◆ PROBLEM TO WORK ON
Collect all lines containing the word "this" from the data.

>>>

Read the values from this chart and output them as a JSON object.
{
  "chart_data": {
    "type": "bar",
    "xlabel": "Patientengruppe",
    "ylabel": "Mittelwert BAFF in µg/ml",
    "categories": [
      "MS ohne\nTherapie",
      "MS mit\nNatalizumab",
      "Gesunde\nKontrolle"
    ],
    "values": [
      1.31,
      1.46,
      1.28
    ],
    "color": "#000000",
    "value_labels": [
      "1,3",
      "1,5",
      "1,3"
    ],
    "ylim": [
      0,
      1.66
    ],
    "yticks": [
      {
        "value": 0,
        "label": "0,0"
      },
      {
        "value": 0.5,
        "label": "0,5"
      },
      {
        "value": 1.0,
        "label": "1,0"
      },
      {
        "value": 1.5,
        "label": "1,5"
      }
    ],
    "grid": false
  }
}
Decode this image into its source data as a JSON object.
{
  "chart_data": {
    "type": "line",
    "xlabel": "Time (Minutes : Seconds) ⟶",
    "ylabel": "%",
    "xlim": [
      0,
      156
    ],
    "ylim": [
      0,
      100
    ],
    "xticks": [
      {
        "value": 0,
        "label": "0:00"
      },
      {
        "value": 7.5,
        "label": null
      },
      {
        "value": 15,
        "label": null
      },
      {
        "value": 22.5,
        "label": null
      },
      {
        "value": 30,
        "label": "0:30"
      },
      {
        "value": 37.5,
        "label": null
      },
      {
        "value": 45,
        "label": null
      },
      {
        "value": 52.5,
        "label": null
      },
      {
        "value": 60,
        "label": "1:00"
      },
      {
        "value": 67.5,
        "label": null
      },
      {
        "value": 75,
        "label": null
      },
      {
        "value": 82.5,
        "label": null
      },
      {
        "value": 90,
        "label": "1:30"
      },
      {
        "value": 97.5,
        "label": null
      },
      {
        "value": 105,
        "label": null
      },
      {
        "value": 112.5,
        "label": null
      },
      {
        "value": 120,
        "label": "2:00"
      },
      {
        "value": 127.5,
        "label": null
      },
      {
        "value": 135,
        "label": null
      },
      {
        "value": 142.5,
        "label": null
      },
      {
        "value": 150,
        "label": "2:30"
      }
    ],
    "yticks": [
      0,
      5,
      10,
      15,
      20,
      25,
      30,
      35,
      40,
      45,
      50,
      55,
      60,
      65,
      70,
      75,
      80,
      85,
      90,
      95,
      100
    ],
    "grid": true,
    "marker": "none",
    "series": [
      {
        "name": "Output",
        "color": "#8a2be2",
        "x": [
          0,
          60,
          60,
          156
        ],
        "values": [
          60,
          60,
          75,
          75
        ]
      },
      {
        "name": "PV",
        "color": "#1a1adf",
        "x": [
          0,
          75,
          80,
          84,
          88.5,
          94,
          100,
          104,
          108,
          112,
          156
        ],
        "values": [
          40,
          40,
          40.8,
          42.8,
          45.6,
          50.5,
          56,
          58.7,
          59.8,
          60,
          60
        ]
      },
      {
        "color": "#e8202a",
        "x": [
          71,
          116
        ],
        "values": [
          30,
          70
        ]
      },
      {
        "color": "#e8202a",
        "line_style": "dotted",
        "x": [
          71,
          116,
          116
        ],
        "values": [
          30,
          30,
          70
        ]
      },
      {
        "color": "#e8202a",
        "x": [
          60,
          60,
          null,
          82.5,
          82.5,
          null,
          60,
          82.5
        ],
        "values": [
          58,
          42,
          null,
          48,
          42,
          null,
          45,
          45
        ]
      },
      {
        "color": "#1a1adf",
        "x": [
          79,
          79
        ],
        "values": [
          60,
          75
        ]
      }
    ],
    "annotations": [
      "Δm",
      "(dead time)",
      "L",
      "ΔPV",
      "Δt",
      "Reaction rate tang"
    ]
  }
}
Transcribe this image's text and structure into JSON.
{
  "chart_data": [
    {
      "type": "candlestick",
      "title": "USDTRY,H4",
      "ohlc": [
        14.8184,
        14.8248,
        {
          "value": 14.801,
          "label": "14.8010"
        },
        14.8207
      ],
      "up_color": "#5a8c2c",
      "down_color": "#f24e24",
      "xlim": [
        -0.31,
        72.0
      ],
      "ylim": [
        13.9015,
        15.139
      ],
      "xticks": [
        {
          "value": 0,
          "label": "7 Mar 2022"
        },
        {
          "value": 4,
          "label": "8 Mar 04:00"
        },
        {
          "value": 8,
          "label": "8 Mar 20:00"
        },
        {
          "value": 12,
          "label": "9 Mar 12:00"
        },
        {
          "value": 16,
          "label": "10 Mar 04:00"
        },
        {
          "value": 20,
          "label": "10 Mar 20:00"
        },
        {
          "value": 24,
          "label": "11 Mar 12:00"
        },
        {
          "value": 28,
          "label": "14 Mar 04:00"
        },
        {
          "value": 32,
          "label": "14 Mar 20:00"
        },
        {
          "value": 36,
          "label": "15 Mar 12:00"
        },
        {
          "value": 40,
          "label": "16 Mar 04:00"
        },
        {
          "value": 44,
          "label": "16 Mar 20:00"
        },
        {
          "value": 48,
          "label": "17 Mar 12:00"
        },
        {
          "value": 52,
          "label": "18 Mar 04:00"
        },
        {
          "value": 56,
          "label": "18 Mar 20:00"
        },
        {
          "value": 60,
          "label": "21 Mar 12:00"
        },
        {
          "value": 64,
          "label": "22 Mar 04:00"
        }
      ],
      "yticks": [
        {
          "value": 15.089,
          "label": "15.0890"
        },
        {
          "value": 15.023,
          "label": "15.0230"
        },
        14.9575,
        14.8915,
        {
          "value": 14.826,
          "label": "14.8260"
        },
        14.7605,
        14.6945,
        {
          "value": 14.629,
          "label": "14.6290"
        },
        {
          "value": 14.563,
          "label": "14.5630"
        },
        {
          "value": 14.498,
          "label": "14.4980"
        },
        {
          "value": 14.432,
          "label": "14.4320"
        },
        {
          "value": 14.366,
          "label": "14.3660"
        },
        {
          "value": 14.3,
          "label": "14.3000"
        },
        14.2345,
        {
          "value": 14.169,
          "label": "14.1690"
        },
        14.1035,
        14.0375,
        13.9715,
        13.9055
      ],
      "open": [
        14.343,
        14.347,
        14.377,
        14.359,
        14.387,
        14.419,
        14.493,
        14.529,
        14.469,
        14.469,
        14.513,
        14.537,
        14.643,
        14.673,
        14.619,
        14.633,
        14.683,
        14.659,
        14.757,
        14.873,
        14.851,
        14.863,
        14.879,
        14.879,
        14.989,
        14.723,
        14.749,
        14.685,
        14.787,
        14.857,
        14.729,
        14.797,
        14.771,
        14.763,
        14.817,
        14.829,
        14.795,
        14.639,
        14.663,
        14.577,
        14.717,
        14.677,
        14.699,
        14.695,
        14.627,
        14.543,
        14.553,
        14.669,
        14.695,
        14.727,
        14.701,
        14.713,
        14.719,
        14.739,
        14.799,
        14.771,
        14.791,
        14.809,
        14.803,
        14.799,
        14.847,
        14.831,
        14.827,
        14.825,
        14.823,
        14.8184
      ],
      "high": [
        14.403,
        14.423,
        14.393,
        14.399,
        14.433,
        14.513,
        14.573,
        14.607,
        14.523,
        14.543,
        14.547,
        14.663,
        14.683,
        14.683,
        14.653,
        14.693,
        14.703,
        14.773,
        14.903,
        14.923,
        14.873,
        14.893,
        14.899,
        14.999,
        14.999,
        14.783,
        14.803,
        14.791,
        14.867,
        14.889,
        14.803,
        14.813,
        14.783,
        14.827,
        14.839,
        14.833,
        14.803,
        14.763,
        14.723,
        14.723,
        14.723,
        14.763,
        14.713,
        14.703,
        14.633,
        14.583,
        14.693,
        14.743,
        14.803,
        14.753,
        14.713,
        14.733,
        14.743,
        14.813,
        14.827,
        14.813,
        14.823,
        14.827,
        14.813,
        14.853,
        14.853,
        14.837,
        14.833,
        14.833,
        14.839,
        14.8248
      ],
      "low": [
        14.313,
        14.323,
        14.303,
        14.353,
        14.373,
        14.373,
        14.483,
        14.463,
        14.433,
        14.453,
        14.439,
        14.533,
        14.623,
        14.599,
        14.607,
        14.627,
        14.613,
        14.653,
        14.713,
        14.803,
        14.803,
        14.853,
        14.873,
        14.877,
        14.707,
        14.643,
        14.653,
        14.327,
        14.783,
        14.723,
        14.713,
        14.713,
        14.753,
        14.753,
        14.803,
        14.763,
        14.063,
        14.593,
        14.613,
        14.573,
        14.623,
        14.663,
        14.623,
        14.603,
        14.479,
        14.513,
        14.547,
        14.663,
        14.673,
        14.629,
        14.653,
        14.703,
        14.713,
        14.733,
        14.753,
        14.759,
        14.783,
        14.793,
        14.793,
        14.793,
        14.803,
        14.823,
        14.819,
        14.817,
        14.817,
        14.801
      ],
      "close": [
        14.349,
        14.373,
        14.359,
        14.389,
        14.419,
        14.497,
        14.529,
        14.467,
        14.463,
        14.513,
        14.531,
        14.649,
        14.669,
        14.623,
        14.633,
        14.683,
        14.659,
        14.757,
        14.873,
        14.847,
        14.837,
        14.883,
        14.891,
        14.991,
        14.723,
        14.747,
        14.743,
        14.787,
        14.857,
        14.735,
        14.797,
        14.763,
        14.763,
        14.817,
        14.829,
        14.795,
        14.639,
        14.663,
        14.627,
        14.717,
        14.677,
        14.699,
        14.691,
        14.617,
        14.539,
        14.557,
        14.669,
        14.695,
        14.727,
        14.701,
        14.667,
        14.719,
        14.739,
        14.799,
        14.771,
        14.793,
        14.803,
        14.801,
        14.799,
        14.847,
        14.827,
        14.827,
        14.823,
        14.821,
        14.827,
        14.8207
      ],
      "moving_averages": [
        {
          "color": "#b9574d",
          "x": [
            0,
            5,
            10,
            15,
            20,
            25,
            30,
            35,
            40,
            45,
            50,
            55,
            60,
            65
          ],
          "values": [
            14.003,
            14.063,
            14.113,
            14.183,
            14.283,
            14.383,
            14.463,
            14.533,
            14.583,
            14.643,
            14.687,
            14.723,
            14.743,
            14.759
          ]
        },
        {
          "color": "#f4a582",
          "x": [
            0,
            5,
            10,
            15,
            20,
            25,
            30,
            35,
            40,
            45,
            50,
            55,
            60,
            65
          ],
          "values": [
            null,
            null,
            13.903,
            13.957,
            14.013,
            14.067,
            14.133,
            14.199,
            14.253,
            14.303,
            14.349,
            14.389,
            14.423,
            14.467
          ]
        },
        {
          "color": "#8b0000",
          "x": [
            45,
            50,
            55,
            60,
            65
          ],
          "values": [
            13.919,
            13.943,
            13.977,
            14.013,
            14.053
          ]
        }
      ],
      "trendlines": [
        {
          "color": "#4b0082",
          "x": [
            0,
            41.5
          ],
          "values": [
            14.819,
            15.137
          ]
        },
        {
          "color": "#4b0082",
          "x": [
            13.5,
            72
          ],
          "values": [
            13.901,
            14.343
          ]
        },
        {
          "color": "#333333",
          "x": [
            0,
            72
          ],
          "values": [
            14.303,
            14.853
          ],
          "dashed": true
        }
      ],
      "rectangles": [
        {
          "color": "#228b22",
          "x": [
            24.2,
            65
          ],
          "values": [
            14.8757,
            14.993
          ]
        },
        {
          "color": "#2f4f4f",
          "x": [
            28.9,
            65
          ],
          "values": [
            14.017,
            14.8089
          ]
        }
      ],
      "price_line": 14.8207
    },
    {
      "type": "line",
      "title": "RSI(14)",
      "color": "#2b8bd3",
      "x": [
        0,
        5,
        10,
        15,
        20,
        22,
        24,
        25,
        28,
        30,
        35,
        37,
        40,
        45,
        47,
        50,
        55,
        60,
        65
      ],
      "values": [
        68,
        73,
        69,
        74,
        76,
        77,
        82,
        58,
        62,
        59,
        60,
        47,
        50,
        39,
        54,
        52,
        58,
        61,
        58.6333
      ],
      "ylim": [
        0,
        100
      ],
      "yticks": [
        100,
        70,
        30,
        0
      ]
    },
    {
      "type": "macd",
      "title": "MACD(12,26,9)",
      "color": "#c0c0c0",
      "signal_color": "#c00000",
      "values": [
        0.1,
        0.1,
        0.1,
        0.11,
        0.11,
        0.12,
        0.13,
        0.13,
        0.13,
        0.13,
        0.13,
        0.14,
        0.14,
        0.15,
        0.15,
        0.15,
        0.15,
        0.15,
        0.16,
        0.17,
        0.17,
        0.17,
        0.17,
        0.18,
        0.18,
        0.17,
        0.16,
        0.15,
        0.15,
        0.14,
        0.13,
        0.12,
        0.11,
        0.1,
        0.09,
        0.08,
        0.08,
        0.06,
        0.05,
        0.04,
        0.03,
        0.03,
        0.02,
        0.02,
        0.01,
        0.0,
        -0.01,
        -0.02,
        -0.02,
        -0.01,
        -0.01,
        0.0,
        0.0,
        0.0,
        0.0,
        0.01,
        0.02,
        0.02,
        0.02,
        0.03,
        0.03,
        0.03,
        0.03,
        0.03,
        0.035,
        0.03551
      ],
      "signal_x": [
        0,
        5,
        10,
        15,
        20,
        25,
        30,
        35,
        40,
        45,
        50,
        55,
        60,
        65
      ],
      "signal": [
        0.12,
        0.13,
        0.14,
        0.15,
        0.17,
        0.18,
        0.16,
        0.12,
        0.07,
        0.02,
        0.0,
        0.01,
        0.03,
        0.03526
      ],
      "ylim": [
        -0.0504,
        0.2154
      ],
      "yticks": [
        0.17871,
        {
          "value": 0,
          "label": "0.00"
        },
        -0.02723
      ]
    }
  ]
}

<<<

◆ TASK RESPONSE
Read the values from this chart and output them as a JSON object.
Decode this image into its source data as a JSON object.
Transcribe this image's text and structure into JSON.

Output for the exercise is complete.